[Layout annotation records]
———

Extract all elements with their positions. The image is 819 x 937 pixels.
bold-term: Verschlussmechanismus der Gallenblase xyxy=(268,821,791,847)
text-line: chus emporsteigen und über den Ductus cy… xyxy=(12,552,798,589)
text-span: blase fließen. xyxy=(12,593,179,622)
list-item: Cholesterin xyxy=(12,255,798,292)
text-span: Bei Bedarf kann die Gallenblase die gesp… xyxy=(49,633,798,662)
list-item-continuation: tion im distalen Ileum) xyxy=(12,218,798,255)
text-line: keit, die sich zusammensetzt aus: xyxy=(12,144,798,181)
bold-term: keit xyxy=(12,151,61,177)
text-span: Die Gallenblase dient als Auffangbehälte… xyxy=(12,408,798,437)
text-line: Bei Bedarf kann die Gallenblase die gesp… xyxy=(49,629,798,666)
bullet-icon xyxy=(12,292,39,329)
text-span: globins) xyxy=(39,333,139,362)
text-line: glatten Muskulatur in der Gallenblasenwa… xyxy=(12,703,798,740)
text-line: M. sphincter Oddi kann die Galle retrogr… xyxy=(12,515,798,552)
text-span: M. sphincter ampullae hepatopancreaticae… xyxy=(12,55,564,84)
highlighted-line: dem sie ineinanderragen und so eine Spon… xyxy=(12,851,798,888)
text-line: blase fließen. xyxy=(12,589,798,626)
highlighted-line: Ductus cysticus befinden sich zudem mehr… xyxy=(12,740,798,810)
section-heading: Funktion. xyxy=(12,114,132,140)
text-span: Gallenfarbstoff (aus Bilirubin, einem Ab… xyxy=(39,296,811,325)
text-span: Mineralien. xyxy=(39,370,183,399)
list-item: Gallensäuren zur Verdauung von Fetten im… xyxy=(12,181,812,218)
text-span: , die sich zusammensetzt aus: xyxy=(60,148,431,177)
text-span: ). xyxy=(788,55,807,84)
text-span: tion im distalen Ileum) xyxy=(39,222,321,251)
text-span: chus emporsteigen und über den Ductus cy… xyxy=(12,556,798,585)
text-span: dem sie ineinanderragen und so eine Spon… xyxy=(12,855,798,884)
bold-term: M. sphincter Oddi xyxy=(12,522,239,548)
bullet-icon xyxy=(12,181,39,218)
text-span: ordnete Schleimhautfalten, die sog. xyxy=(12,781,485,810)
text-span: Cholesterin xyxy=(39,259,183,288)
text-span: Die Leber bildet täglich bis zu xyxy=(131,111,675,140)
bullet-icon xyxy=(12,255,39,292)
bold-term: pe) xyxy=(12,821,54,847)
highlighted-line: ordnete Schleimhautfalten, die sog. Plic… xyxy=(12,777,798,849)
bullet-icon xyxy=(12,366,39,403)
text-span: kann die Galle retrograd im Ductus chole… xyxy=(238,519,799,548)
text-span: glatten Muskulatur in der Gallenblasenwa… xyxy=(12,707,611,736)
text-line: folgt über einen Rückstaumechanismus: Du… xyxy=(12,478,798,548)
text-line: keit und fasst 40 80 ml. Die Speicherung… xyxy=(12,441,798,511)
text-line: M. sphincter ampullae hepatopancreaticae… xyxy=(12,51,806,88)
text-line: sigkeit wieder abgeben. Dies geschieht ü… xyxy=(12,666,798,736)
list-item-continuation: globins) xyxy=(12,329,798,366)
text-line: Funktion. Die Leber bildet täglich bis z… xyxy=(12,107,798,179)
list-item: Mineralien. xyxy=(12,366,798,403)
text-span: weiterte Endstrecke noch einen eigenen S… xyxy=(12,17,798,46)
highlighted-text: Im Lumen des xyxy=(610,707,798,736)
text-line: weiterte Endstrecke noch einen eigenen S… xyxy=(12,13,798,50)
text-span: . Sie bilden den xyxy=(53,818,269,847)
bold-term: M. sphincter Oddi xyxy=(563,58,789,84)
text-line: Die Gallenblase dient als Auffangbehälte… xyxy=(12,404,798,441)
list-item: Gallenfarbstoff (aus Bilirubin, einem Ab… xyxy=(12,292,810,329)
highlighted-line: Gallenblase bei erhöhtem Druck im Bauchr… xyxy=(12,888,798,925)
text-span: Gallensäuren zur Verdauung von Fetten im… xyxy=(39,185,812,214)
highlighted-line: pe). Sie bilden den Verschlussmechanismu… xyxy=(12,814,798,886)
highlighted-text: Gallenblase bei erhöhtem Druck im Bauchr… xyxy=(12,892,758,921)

———

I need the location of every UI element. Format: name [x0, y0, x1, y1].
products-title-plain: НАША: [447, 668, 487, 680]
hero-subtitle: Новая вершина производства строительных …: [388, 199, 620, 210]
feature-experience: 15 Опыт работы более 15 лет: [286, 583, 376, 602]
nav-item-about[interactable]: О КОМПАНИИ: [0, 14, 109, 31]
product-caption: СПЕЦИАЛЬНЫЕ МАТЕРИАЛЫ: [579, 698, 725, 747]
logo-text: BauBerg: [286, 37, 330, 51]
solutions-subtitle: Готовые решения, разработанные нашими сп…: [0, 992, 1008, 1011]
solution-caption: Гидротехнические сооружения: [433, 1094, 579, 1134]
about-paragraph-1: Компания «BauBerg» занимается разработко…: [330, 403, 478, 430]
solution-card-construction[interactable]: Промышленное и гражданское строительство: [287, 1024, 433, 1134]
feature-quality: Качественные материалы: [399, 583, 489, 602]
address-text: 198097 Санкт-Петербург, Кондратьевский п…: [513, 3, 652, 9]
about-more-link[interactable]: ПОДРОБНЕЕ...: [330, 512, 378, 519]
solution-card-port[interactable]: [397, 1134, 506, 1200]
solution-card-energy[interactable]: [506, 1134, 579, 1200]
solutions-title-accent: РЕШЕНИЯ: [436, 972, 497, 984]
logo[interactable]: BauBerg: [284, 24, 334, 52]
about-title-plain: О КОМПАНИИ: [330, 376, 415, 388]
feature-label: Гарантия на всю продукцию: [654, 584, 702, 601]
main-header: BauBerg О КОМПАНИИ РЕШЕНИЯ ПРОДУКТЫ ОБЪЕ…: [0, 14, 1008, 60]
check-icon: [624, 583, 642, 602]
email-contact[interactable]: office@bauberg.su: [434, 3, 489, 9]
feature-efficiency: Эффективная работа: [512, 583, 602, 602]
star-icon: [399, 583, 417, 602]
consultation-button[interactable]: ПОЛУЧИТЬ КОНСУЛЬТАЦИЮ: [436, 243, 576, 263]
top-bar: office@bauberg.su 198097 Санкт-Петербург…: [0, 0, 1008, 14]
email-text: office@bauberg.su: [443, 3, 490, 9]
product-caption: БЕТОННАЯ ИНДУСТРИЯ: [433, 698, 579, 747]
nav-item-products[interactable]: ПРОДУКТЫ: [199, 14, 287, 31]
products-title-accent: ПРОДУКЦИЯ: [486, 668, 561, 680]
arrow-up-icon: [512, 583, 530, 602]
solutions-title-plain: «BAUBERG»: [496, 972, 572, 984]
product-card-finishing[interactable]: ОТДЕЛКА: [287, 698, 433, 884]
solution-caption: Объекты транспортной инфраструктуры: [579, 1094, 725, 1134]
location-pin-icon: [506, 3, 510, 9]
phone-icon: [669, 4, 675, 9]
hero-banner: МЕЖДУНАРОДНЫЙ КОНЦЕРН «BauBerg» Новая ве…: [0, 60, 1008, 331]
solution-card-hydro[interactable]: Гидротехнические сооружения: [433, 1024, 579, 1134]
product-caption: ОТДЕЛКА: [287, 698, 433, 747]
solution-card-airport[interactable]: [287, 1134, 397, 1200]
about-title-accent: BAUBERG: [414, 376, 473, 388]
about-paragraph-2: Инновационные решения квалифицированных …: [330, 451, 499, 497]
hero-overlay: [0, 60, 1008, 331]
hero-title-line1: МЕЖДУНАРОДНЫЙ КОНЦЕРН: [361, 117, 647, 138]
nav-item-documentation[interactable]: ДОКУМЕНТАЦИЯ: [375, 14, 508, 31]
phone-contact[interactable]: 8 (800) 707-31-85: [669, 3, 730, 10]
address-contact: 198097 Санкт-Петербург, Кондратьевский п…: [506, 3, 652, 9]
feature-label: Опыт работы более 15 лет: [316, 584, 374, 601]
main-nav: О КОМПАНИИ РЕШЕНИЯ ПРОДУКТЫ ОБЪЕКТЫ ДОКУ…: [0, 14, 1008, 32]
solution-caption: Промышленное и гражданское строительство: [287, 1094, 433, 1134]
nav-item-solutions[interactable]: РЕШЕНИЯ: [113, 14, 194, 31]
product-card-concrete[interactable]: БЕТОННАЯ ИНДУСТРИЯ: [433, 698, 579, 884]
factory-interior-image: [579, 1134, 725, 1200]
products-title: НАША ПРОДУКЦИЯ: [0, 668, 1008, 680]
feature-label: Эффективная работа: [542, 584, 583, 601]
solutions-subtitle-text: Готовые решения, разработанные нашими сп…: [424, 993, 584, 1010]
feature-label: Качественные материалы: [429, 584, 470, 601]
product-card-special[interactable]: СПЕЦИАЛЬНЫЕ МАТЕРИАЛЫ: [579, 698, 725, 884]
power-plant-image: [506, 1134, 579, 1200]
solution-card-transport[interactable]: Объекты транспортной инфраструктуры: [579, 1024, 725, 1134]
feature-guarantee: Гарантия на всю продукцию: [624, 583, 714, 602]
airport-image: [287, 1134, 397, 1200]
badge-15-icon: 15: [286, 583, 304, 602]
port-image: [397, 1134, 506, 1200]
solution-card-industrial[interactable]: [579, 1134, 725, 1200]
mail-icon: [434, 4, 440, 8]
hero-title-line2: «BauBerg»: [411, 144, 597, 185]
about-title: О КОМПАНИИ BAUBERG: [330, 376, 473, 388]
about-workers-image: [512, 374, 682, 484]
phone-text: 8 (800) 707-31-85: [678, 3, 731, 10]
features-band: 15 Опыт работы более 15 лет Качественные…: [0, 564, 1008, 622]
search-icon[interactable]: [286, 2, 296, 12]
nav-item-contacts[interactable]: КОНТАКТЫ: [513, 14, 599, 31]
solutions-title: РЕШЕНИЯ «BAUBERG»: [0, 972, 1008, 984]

———

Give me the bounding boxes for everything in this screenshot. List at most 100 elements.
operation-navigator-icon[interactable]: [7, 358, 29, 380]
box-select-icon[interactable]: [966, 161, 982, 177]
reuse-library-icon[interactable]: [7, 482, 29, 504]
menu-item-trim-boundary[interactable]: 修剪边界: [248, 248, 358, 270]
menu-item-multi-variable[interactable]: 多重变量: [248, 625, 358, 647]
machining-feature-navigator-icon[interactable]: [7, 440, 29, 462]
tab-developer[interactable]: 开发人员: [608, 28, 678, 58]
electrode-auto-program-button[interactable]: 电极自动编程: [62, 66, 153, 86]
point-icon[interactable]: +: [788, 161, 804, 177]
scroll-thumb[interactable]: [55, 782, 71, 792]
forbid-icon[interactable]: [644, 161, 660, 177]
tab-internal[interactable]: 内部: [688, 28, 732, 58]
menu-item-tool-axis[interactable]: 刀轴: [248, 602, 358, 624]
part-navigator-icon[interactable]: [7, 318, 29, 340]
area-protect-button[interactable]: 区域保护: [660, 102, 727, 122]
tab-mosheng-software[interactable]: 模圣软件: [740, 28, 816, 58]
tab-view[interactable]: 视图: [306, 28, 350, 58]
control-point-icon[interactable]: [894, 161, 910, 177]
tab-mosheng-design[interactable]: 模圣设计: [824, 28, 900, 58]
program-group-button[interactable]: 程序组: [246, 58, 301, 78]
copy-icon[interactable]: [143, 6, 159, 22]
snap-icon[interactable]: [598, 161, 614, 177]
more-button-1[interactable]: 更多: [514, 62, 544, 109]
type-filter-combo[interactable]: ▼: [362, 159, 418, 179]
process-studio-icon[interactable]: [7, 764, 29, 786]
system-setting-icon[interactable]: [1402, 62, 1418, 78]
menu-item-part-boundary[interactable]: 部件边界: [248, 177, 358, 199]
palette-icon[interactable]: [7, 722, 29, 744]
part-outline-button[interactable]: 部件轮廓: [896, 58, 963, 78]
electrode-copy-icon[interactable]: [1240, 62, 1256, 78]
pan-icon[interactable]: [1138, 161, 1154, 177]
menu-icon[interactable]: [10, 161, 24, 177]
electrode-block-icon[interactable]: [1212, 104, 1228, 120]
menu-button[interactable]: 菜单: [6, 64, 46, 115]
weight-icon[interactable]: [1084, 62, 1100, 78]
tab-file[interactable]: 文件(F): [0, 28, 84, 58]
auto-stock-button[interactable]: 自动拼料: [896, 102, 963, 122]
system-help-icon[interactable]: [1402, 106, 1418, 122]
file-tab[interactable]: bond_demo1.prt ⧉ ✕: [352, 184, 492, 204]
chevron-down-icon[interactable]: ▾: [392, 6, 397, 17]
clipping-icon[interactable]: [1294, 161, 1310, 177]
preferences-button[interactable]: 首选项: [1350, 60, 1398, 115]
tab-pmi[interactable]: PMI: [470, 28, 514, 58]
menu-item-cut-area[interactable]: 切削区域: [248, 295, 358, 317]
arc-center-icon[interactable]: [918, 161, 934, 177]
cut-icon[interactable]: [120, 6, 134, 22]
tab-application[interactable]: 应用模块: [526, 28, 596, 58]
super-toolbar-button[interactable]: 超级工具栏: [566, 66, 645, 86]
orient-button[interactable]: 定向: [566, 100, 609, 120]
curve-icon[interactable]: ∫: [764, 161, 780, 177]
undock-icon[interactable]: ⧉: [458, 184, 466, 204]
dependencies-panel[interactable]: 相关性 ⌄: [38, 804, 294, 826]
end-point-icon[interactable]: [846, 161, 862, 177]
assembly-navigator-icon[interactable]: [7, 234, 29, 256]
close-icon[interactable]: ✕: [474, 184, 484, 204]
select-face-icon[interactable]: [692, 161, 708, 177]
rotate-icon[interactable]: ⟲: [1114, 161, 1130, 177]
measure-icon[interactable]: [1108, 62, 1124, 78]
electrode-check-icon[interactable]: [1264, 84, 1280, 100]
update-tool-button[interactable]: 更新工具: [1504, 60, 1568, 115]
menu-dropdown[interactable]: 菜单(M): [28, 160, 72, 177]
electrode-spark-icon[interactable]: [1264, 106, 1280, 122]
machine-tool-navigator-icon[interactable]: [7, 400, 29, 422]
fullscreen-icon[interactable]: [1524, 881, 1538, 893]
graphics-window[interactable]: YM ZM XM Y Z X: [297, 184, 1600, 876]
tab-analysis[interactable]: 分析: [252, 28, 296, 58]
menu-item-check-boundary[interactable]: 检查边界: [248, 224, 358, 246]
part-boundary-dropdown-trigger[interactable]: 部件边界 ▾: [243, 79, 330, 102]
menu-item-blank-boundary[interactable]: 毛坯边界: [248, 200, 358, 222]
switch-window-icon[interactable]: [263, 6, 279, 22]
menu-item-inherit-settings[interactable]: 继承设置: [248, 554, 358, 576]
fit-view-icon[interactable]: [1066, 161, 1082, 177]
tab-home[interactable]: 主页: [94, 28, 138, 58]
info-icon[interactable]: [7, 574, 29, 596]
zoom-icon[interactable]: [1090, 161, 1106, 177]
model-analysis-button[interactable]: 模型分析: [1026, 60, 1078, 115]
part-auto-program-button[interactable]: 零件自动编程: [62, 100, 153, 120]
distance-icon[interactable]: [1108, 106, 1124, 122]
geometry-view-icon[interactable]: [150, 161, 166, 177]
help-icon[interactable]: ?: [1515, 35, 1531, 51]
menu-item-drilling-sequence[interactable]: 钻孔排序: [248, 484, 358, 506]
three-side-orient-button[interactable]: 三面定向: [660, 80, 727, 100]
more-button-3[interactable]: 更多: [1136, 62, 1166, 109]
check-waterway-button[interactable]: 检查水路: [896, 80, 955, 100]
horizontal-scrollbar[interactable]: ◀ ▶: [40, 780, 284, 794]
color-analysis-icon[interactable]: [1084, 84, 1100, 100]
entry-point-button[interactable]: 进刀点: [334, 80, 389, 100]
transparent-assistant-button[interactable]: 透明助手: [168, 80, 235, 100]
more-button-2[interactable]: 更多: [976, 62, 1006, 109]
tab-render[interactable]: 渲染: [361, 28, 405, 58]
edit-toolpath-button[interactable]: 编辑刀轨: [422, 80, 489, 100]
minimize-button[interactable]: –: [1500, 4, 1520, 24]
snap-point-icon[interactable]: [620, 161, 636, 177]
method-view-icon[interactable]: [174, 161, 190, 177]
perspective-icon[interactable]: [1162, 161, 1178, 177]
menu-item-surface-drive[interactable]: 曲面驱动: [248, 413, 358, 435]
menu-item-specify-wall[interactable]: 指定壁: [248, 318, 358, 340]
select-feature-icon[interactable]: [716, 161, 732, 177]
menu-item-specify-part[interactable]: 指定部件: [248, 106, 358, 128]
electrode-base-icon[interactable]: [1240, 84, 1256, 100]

———

### The task
Can you format the material from the line containing "I need the location" through the line containing "star-icon: [399, 583, 417, 602]", both included, as a numbered list with any blank lines dropped?

### Answer
1. I need the location of every UI element. Format: name [x0, y0, x1, y1].
2. products-title-plain: НАША: [447, 668, 487, 680]
3. hero-subtitle: Новая вершина производства строительных …: [388, 199, 620, 210]
4. feature-experience: 15 Опыт работы более 15 лет: [286, 583, 376, 602]
5. nav-item-about[interactable]: О КОМПАНИИ: [0, 14, 109, 31]
6. product-caption: СПЕЦИАЛЬНЫЕ МАТЕРИАЛЫ: [579, 698, 725, 747]
7. logo-text: BauBerg: [286, 37, 330, 51]
8. solutions-subtitle: Готовые решения, разработанные нашими сп…: [0, 992, 1008, 1011]
9. solution-caption: Гидротехнические сооружения: [433, 1094, 579, 1134]
10. about-paragraph-1: Компания «BauBerg» занимается разработко…: [330, 403, 478, 430]
11. solution-card-construction[interactable]: Промышленное и гражданское строительство: [287, 1024, 433, 1134]
12. feature-quality: Качественные материалы: [399, 583, 489, 602]
13. address-text: 198097 Санкт-Петербург, Кондратьевский п…: [513, 3, 652, 9]
14. about-more-link[interactable]: ПОДРОБНЕЕ...: [330, 512, 378, 519]
15. solution-card-port[interactable]: [397, 1134, 506, 1200]
16. solution-card-energy[interactable]: [506, 1134, 579, 1200]
17. solutions-title-accent: РЕШЕНИЯ: [436, 972, 497, 984]
18. logo[interactable]: BauBerg: [284, 24, 334, 52]
19. about-title-plain: О КОМПАНИИ: [330, 376, 415, 388]
20. feature-label: Гарантия на всю продукцию: [654, 584, 702, 601]
21. main-header: BauBerg О КОМПАНИИ РЕШЕНИЯ ПРОДУКТЫ ОБЪЕ…: [0, 14, 1008, 60]
22. check-icon: [624, 583, 642, 602]
23. email-contact[interactable]: office@bauberg.su: [434, 3, 489, 9]
24. feature-efficiency: Эффективная работа: [512, 583, 602, 602]
25. star-icon: [399, 583, 417, 602]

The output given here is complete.